Set exercise:
Look in the data below for the line that contains "Transcribe this image's". Copy that line and the remaining lines exactly.

Rows from a dataset:
========
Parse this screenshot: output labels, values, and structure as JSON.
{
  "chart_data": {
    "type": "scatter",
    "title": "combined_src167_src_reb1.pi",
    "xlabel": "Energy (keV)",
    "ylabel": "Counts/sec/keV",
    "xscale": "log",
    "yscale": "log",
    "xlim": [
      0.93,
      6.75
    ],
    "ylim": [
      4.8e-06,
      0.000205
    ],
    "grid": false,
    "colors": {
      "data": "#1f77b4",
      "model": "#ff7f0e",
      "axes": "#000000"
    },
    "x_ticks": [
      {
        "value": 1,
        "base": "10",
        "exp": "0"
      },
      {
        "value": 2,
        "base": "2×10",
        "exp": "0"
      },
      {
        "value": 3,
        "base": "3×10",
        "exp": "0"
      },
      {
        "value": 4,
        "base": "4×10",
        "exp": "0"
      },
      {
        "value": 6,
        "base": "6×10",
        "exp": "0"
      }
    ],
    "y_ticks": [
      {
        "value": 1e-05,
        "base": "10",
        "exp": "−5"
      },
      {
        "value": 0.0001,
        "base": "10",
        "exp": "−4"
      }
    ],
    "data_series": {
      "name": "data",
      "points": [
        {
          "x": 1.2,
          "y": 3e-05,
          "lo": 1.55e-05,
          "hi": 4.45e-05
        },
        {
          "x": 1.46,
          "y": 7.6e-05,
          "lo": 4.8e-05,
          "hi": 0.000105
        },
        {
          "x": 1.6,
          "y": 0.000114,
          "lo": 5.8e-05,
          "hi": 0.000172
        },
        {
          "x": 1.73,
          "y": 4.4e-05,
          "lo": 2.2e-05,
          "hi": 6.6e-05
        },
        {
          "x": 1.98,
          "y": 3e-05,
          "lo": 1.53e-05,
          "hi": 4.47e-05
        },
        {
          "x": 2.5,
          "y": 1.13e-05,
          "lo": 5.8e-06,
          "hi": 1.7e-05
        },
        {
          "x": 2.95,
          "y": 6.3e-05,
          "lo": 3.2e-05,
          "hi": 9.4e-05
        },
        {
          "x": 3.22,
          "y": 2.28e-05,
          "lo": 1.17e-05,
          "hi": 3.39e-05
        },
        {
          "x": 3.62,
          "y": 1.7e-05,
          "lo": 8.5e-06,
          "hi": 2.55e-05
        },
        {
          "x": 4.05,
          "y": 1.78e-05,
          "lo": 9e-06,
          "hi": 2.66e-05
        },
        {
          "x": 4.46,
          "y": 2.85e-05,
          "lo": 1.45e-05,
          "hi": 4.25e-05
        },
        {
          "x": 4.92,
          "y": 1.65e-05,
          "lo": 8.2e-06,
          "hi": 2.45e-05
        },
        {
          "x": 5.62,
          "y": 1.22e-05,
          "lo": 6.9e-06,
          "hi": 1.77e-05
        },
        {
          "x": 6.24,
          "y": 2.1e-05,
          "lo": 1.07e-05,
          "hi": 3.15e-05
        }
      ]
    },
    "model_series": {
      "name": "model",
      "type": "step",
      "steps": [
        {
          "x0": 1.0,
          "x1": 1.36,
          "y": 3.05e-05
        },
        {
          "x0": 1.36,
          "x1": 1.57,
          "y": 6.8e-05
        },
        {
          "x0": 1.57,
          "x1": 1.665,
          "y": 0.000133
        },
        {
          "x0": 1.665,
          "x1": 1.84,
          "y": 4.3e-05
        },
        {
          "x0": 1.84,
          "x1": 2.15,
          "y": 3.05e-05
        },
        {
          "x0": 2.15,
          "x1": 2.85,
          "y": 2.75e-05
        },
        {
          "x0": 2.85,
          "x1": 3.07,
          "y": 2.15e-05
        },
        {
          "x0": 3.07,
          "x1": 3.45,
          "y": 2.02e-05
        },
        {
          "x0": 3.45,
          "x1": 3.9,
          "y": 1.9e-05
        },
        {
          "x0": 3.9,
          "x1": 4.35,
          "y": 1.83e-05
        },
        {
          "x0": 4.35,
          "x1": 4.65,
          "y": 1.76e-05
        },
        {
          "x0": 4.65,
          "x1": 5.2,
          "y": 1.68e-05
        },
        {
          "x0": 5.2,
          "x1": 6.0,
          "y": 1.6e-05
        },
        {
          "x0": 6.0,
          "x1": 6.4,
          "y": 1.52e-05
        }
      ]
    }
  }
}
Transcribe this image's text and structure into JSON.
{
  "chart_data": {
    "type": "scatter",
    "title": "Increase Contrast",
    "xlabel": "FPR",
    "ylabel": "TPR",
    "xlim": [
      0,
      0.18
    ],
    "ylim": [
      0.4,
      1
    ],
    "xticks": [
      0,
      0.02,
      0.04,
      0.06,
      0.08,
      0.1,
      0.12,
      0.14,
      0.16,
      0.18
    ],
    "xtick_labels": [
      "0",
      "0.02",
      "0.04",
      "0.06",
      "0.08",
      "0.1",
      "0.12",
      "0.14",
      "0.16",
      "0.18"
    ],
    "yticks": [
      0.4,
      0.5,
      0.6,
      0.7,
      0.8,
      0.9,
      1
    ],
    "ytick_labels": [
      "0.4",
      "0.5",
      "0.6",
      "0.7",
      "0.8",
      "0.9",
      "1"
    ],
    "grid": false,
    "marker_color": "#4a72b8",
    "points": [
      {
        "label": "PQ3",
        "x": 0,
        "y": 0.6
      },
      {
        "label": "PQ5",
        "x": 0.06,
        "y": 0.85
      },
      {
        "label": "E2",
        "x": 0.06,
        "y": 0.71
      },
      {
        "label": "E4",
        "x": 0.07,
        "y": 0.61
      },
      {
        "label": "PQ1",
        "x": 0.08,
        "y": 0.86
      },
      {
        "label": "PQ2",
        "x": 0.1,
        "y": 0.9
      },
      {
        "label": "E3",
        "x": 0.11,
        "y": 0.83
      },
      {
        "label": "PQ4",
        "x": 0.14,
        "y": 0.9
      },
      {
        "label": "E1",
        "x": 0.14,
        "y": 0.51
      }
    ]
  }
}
========
Answer below:
Transcribe this image's text and structure into JSON.
{
  "chart_data": {
    "type": "scatter",
    "title": "Increase Contrast",
    "xlabel": "FPR",
    "ylabel": "TPR",
    "xlim": [
      0,
      0.18
    ],
    "ylim": [
      0.4,
      1
    ],
    "xticks": [
      0,
      0.02,
      0.04,
      0.06,
      0.08,
      0.1,
      0.12,
      0.14,
      0.16,
      0.18
    ],
    "xtick_labels": [
      "0",
      "0.02",
      "0.04",
      "0.06",
      "0.08",
      "0.1",
      "0.12",
      "0.14",
      "0.16",
      "0.18"
    ],
    "yticks": [
      0.4,
      0.5,
      0.6,
      0.7,
      0.8,
      0.9,
      1
    ],
    "ytick_labels": [
      "0.4",
      "0.5",
      "0.6",
      "0.7",
      "0.8",
      "0.9",
      "1"
    ],
    "grid": false,
    "marker_color": "#4a72b8",
    "points": [
      {
        "label": "PQ3",
        "x": 0,
        "y": 0.6
      },
      {
        "label": "PQ5",
        "x": 0.06,
        "y": 0.85
      },
      {
        "label": "E2",
        "x": 0.06,
        "y": 0.71
      },
      {
        "label": "E4",
        "x": 0.07,
        "y": 0.61
      },
      {
        "label": "PQ1",
        "x": 0.08,
        "y": 0.86
      },
      {
        "label": "PQ2",
        "x": 0.1,
        "y": 0.9
      },
      {
        "label": "E3",
        "x": 0.11,
        "y": 0.83
      },
      {
        "label": "PQ4",
        "x": 0.14,
        "y": 0.9
      },
      {
        "label": "E1",
        "x": 0.14,
        "y": 0.51
      }
    ]
  }
}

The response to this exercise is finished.